§ Task instructions:
Reproduce the complete listing without any deviation.

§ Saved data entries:
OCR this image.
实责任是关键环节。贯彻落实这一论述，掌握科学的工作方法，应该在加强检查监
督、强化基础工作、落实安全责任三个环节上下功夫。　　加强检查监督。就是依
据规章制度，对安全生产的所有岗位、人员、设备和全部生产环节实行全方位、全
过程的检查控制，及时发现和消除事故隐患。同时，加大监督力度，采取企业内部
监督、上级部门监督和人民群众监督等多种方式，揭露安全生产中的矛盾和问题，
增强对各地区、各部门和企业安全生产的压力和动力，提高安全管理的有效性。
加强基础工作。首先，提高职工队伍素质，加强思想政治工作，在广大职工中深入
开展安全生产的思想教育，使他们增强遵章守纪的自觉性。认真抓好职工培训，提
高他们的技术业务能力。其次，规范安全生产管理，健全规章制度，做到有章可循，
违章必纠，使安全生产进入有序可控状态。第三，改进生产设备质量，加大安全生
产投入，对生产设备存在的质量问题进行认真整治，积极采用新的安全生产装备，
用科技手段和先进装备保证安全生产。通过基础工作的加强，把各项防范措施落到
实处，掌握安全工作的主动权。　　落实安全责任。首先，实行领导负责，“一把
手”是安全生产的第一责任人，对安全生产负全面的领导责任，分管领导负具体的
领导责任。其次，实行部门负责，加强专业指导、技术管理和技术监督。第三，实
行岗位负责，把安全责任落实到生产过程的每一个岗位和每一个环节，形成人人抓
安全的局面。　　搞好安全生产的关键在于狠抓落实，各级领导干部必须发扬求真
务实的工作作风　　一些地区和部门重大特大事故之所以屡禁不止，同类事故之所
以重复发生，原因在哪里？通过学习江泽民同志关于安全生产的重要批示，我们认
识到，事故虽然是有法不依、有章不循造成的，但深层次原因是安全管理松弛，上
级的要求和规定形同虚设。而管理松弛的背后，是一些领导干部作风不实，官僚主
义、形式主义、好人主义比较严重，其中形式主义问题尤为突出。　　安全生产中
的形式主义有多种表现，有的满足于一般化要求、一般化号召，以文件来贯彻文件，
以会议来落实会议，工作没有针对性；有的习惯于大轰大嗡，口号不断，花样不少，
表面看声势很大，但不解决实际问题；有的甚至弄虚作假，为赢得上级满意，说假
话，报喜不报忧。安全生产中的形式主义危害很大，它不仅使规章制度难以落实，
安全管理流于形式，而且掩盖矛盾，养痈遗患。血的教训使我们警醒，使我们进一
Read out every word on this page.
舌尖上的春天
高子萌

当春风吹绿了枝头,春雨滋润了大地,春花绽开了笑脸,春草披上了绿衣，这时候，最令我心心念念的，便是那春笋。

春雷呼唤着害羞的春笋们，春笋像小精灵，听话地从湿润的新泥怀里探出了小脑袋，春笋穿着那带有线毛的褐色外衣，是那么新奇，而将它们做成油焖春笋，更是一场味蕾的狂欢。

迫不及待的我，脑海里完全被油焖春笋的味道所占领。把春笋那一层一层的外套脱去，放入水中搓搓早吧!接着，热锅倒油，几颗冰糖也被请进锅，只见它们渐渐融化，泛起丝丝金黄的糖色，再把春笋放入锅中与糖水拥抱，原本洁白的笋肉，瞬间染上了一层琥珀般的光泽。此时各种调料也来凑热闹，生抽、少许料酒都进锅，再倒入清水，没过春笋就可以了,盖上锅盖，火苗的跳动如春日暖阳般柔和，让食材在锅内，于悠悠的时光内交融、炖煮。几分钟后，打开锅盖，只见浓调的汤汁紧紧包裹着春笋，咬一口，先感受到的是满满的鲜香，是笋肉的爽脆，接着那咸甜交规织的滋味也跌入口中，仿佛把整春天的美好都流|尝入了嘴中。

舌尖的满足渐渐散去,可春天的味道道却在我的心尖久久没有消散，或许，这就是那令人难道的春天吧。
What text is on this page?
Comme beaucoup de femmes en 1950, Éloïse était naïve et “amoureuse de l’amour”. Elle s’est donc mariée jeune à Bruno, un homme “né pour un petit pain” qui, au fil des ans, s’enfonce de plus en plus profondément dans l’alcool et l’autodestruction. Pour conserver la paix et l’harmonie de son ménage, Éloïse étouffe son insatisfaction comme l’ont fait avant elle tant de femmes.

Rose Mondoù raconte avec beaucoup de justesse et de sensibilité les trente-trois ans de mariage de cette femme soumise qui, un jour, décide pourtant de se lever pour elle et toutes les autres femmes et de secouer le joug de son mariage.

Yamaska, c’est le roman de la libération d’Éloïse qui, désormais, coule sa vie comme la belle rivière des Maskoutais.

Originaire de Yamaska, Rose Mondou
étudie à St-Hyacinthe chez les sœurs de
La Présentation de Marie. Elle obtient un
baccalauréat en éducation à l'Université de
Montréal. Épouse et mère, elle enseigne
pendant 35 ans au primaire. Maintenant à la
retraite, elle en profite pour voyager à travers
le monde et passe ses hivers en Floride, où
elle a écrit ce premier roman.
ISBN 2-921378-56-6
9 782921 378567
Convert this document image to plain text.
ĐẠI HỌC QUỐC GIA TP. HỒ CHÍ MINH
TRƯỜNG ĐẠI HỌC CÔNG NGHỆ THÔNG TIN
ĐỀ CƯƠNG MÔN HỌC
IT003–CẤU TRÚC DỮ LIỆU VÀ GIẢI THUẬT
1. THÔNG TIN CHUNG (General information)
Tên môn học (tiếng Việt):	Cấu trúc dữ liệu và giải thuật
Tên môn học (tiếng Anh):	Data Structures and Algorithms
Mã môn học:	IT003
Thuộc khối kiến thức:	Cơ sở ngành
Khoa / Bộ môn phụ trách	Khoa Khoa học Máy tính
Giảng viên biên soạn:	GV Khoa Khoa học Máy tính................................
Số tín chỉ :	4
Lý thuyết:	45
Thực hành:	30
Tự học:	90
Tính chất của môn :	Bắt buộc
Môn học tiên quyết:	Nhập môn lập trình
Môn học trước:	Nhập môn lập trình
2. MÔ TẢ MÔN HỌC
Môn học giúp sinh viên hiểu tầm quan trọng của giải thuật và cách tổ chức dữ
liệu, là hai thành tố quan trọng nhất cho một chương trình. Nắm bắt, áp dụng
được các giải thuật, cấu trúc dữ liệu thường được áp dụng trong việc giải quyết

§ Task output:
OCR this image.
实责任是关键环节。贯彻落实这一论述，掌握科学的工作方法，应该在加强检查监
督、强化基础工作、落实安全责任三个环节上下功夫。　　加强检查监督。就是依
据规章制度，对安全生产的所有岗位、人员、设备和全部生产环节实行全方位、全
过程的检查控制，及时发现和消除事故隐患。同时，加大监督力度，采取企业内部
监督、上级部门监督和人民群众监督等多种方式，揭露安全生产中的矛盾和问题，
增强对各地区、各部门和企业安全生产的压力和动力，提高安全管理的有效性。
加强基础工作。首先，提高职工队伍素质，加强思想政治工作，在广大职工中深入
开展安全生产的思想教育，使他们增强遵章守纪的自觉性。认真抓好职工培训，提
高他们的技术业务能力。其次，规范安全生产管理，健全规章制度，做到有章可循，
违章必纠，使安全生产进入有序可控状态。第三，改进生产设备质量，加大安全生
产投入，对生产设备存在的质量问题进行认真整治，积极采用新的安全生产装备，
用科技手段和先进装备保证安全生产。通过基础工作的加强，把各项防范措施落到
实处，掌握安全工作的主动权。　　落实安全责任。首先，实行领导负责，“一把
手”是安全生产的第一责任人，对安全生产负全面的领导责任，分管领导负具体的
领导责任。其次，实行部门负责，加强专业指导、技术管理和技术监督。第三，实
行岗位负责，把安全责任落实到生产过程的每一个岗位和每一个环节，形成人人抓
安全的局面。　　搞好安全生产的关键在于狠抓落实，各级领导干部必须发扬求真
务实的工作作风　　一些地区和部门重大特大事故之所以屡禁不止，同类事故之所
以重复发生，原因在哪里？通过学习江泽民同志关于安全生产的重要批示，我们认
识到，事故虽然是有法不依、有章不循造成的，但深层次原因是安全管理松弛，上
级的要求和规定形同虚设。而管理松弛的背后，是一些领导干部作风不实，官僚主
义、形式主义、好人主义比较严重，其中形式主义问题尤为突出。　　安全生产中
的形式主义有多种表现，有的满足于一般化要求、一般化号召，以文件来贯彻文件，
以会议来落实会议，工作没有针对性；有的习惯于大轰大嗡，口号不断，花样不少，
表面看声势很大，但不解决实际问题；有的甚至弄虚作假，为赢得上级满意，说假
话，报喜不报忧。安全生产中的形式主义危害很大，它不仅使规章制度难以落实，
安全管理流于形式，而且掩盖矛盾，养痈遗患。血的教训使我们警醒，使我们进一
Read out every word on this page.
舌尖上的春天
高子萌

当春风吹绿了枝头,春雨滋润了大地,春花绽开了笑脸,春草披上了绿衣，这时候，最令我心心念念的，便是那春笋。

春雷呼唤着害羞的春笋们，春笋像小精灵，听话地从湿润的新泥怀里探出了小脑袋，春笋穿着那带有线毛的褐色外衣，是那么新奇，而将它们做成油焖春笋，更是一场味蕾的狂欢。

迫不及待的我，脑海里完全被油焖春笋的味道所占领。把春笋那一层一层的外套脱去，放入水中搓搓早吧!接着，热锅倒油，几颗冰糖也被请进锅，只见它们渐渐融化，泛起丝丝金黄的糖色，再把春笋放入锅中与糖水拥抱，原本洁白的笋肉，瞬间染上了一层琥珀般的光泽。此时各种调料也来凑热闹，生抽、少许料酒都进锅，再倒入清水，没过春笋就可以了,盖上锅盖，火苗的跳动如春日暖阳般柔和，让食材在锅内，于悠悠的时光内交融、炖煮。几分钟后，打开锅盖，只见浓调的汤汁紧紧包裹着春笋，咬一口，先感受到的是满满的鲜香，是笋肉的爽脆，接着那咸甜交规织的滋味也跌入口中，仿佛把整春天的美好都流|尝入了嘴中。

舌尖的满足渐渐散去,可春天的味道道却在我的心尖久久没有消散，或许，这就是那令人难道的春天吧。
What text is on this page?
Comme beaucoup de femmes en 1950, Éloïse était naïve et “amoureuse de l’amour”. Elle s’est donc mariée jeune à Bruno, un homme “né pour un petit pain” qui, au fil des ans, s’enfonce de plus en plus profondément dans l’alcool et l’autodestruction. Pour conserver la paix et l’harmonie de son ménage, Éloïse étouffe son insatisfaction comme l’ont fait avant elle tant de femmes.

Rose Mondoù raconte avec beaucoup de justesse et de sensibilité les trente-trois ans de mariage de cette femme soumise qui, un jour, décide pourtant de se lever pour elle et toutes les autres femmes et de secouer le joug de son mariage.

Yamaska, c’est le roman de la libération d’Éloïse qui, désormais, coule sa vie comme la belle rivière des Maskoutais.

Originaire de Yamaska, Rose Mondou
étudie à St-Hyacinthe chez les sœurs de
La Présentation de Marie. Elle obtient un
baccalauréat en éducation à l'Université de
Montréal. Épouse et mère, elle enseigne
pendant 35 ans au primaire. Maintenant à la
retraite, elle en profite pour voyager à travers
le monde et passe ses hivers en Floride, où
elle a écrit ce premier roman.
ISBN 2-921378-56-6
9 782921 378567
Convert this document image to plain text.
ĐẠI HỌC QUỐC GIA TP. HỒ CHÍ MINH
TRƯỜNG ĐẠI HỌC CÔNG NGHỆ THÔNG TIN
ĐỀ CƯƠNG MÔN HỌC
IT003–CẤU TRÚC DỮ LIỆU VÀ GIẢI THUẬT
1. THÔNG TIN CHUNG (General information)
Tên môn học (tiếng Việt):	Cấu trúc dữ liệu và giải thuật
Tên môn học (tiếng Anh):	Data Structures and Algorithms
Mã môn học:	IT003
Thuộc khối kiến thức:	Cơ sở ngành
Khoa / Bộ môn phụ trách	Khoa Khoa học Máy tính
Giảng viên biên soạn:	GV Khoa Khoa học Máy tính................................
Số tín chỉ :	4
Lý thuyết:	45
Thực hành:	30
Tự học:	90
Tính chất của môn :	Bắt buộc
Môn học tiên quyết:	Nhập môn lập trình
Môn học trước:	Nhập môn lập trình
2. MÔ TẢ MÔN HỌC
Môn học giúp sinh viên hiểu tầm quan trọng của giải thuật và cách tổ chức dữ
liệu, là hai thành tố quan trọng nhất cho một chương trình. Nắm bắt, áp dụng
được các giải thuật, cấu trúc dữ liệu thường được áp dụng trong việc giải quyết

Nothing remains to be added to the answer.